**Directions:** Retype every entry word for word.

Saved data entries
=====

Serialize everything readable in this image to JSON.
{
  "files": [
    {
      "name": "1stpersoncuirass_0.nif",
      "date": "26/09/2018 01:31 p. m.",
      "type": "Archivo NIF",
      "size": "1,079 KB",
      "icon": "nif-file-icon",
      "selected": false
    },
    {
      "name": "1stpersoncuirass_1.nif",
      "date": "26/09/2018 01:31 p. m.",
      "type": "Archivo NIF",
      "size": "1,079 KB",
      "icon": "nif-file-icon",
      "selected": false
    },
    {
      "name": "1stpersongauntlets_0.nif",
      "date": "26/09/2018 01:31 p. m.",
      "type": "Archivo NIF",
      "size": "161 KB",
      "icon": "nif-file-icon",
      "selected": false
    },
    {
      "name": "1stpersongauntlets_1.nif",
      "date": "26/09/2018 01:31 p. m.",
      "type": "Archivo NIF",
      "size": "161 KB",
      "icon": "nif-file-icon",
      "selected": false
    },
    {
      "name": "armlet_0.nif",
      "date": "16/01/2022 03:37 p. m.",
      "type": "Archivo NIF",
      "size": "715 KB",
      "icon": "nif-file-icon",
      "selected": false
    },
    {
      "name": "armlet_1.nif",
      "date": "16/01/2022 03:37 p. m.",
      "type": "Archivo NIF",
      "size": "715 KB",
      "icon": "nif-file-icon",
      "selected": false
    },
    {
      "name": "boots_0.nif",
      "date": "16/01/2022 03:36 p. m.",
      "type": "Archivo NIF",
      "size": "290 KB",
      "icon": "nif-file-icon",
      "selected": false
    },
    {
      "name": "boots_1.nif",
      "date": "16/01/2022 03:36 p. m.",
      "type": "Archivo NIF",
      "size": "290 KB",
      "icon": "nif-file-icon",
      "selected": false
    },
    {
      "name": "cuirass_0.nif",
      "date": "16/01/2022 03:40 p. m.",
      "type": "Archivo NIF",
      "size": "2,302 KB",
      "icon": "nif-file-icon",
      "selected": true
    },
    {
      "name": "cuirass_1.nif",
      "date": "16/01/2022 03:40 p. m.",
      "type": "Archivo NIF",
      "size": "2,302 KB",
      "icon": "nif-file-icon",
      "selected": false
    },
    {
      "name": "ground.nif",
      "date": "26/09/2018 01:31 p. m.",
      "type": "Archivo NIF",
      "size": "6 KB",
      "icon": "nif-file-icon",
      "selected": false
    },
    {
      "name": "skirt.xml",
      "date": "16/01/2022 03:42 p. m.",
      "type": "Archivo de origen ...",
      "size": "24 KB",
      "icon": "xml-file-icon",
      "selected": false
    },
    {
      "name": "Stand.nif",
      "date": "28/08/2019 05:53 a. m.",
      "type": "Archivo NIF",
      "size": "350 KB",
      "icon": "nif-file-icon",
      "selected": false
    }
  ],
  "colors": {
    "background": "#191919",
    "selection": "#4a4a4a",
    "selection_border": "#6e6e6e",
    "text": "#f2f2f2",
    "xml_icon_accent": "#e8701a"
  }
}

=====

**Reply:**
Serialize everything readable in this image to JSON.
{
  "files": [
    {
      "name": "1stpersoncuirass_0.nif",
      "date": "26/09/2018 01:31 p. m.",
      "type": "Archivo NIF",
      "size": "1,079 KB",
      "icon": "nif-file-icon",
      "selected": false
    },
    {
      "name": "1stpersoncuirass_1.nif",
      "date": "26/09/2018 01:31 p. m.",
      "type": "Archivo NIF",
      "size": "1,079 KB",
      "icon": "nif-file-icon",
      "selected": false
    },
    {
      "name": "1stpersongauntlets_0.nif",
      "date": "26/09/2018 01:31 p. m.",
      "type": "Archivo NIF",
      "size": "161 KB",
      "icon": "nif-file-icon",
      "selected": false
    },
    {
      "name": "1stpersongauntlets_1.nif",
      "date": "26/09/2018 01:31 p. m.",
      "type": "Archivo NIF",
      "size": "161 KB",
      "icon": "nif-file-icon",
      "selected": false
    },
    {
      "name": "armlet_0.nif",
      "date": "16/01/2022 03:37 p. m.",
      "type": "Archivo NIF",
      "size": "715 KB",
      "icon": "nif-file-icon",
      "selected": false
    },
    {
      "name": "armlet_1.nif",
      "date": "16/01/2022 03:37 p. m.",
      "type": "Archivo NIF",
      "size": "715 KB",
      "icon": "nif-file-icon",
      "selected": false
    },
    {
      "name": "boots_0.nif",
      "date": "16/01/2022 03:36 p. m.",
      "type": "Archivo NIF",
      "size": "290 KB",
      "icon": "nif-file-icon",
      "selected": false
    },
    {
      "name": "boots_1.nif",
      "date": "16/01/2022 03:36 p. m.",
      "type": "Archivo NIF",
      "size": "290 KB",
      "icon": "nif-file-icon",
      "selected": false
    },
    {
      "name": "cuirass_0.nif",
      "date": "16/01/2022 03:40 p. m.",
      "type": "Archivo NIF",
      "size": "2,302 KB",
      "icon": "nif-file-icon",
      "selected": true
    },
    {
      "name": "cuirass_1.nif",
      "date": "16/01/2022 03:40 p. m.",
      "type": "Archivo NIF",
      "size": "2,302 KB",
      "icon": "nif-file-icon",
      "selected": false
    },
    {
      "name": "ground.nif",
      "date": "26/09/2018 01:31 p. m.",
      "type": "Archivo NIF",
      "size": "6 KB",
      "icon": "nif-file-icon",
      "selected": false
    },
    {
      "name": "skirt.xml",
      "date": "16/01/2022 03:42 p. m.",
      "type": "Archivo de origen ...",
      "size": "24 KB",
      "icon": "xml-file-icon",
      "selected": false
    },
    {
      "name": "Stand.nif",
      "date": "28/08/2019 05:53 a. m.",
      "type": "Archivo NIF",
      "size": "350 KB",
      "icon": "nif-file-icon",
      "selected": false
    }
  ],
  "colors": {
    "background": "#191919",
    "selection": "#4a4a4a",
    "selection_border": "#6e6e6e",
    "text": "#f2f2f2",
    "xml_icon_accent": "#e8701a"
  }
}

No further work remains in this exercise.